In this exercise, return the whole listing exactly, excluding any images.

########

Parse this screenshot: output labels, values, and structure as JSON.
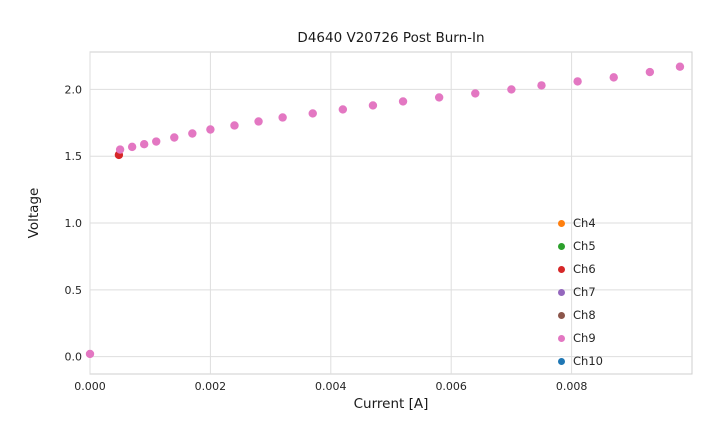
{
  "chart_data": {
    "type": "scatter",
    "title": "D4640 V20726 Post Burn-In",
    "xlabel": "Current [A]",
    "ylabel": "Voltage",
    "xlim": [
      0,
      0.01
    ],
    "ylim": [
      -0.13,
      2.28
    ],
    "xticks": [
      0,
      0.002,
      0.004,
      0.006,
      0.008
    ],
    "xtick_labels": [
      "0.000",
      "0.002",
      "0.004",
      "0.006",
      "0.008"
    ],
    "yticks": [
      0,
      0.5,
      1.0,
      1.5,
      2.0
    ],
    "ytick_labels": [
      "0.0",
      "0.5",
      "1.0",
      "1.5",
      "2.0"
    ],
    "grid": true,
    "legend_position": "lower right",
    "series": [
      {
        "name": "Ch4",
        "color": "#ff7f0e",
        "points": []
      },
      {
        "name": "Ch5",
        "color": "#2ca02c",
        "points": []
      },
      {
        "name": "Ch6",
        "color": "#d62728",
        "points": [
          [
            0.00048,
            1.51
          ]
        ]
      },
      {
        "name": "Ch7",
        "color": "#9467bd",
        "points": []
      },
      {
        "name": "Ch8",
        "color": "#8c564b",
        "points": []
      },
      {
        "name": "Ch9",
        "color": "#e377c2",
        "points": [
          [
            0.0,
            0.02
          ],
          [
            0.0005,
            1.55
          ],
          [
            0.0007,
            1.57
          ],
          [
            0.0009,
            1.59
          ],
          [
            0.0011,
            1.61
          ],
          [
            0.0014,
            1.64
          ],
          [
            0.0017,
            1.67
          ],
          [
            0.002,
            1.7
          ],
          [
            0.0024,
            1.73
          ],
          [
            0.0028,
            1.76
          ],
          [
            0.0032,
            1.79
          ],
          [
            0.0037,
            1.82
          ],
          [
            0.0042,
            1.85
          ],
          [
            0.0047,
            1.88
          ],
          [
            0.0052,
            1.91
          ],
          [
            0.0058,
            1.94
          ],
          [
            0.0064,
            1.97
          ],
          [
            0.007,
            2.0
          ],
          [
            0.0075,
            2.03
          ],
          [
            0.0081,
            2.06
          ],
          [
            0.0087,
            2.09
          ],
          [
            0.0093,
            2.13
          ],
          [
            0.0098,
            2.17
          ]
        ]
      },
      {
        "name": "Ch10",
        "color": "#1f77b4",
        "points": []
      }
    ]
  }
}
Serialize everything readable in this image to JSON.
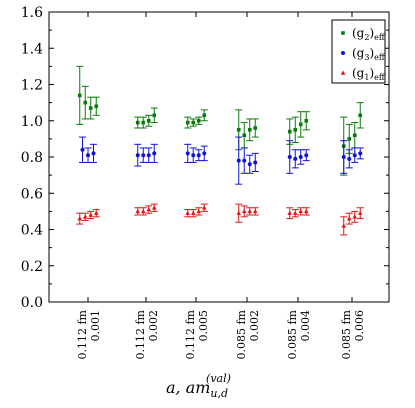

########

### Completed exercise
Parse this screenshot: output labels, values, and structure as JSON.
{
  "chart_data": {
    "type": "scatter",
    "title": "D4640 V20726 Post Burn-In",
    "xlabel": "Current [A]",
    "ylabel": "Voltage",
    "xlim": [
      0,
      0.01
    ],
    "ylim": [
      -0.13,
      2.28
    ],
    "xticks": [
      0,
      0.002,
      0.004,
      0.006,
      0.008
    ],
    "xtick_labels": [
      "0.000",
      "0.002",
      "0.004",
      "0.006",
      "0.008"
    ],
    "yticks": [
      0,
      0.5,
      1.0,
      1.5,
      2.0
    ],
    "ytick_labels": [
      "0.0",
      "0.5",
      "1.0",
      "1.5",
      "2.0"
    ],
    "grid": true,
    "legend_position": "lower right",
    "series": [
      {
        "name": "Ch4",
        "color": "#ff7f0e",
        "points": []
      },
      {
        "name": "Ch5",
        "color": "#2ca02c",
        "points": []
      },
      {
        "name": "Ch6",
        "color": "#d62728",
        "points": [
          [
            0.00048,
            1.51
          ]
        ]
      },
      {
        "name": "Ch7",
        "color": "#9467bd",
        "points": []
      },
      {
        "name": "Ch8",
        "color": "#8c564b",
        "points": []
      },
      {
        "name": "Ch9",
        "color": "#e377c2",
        "points": [
          [
            0.0,
            0.02
          ],
          [
            0.0005,
            1.55
          ],
          [
            0.0007,
            1.57
          ],
          [
            0.0009,
            1.59
          ],
          [
            0.0011,
            1.61
          ],
          [
            0.0014,
            1.64
          ],
          [
            0.0017,
            1.67
          ],
          [
            0.002,
            1.7
          ],
          [
            0.0024,
            1.73
          ],
          [
            0.0028,
            1.76
          ],
          [
            0.0032,
            1.79
          ],
          [
            0.0037,
            1.82
          ],
          [
            0.0042,
            1.85
          ],
          [
            0.0047,
            1.88
          ],
          [
            0.0052,
            1.91
          ],
          [
            0.0058,
            1.94
          ],
          [
            0.0064,
            1.97
          ],
          [
            0.007,
            2.0
          ],
          [
            0.0075,
            2.03
          ],
          [
            0.0081,
            2.06
          ],
          [
            0.0087,
            2.09
          ],
          [
            0.0093,
            2.13
          ],
          [
            0.0098,
            2.17
          ]
        ]
      },
      {
        "name": "Ch10",
        "color": "#1f77b4",
        "points": []
      }
    ]
  }
}
Serialize everything readable in this image to JSON.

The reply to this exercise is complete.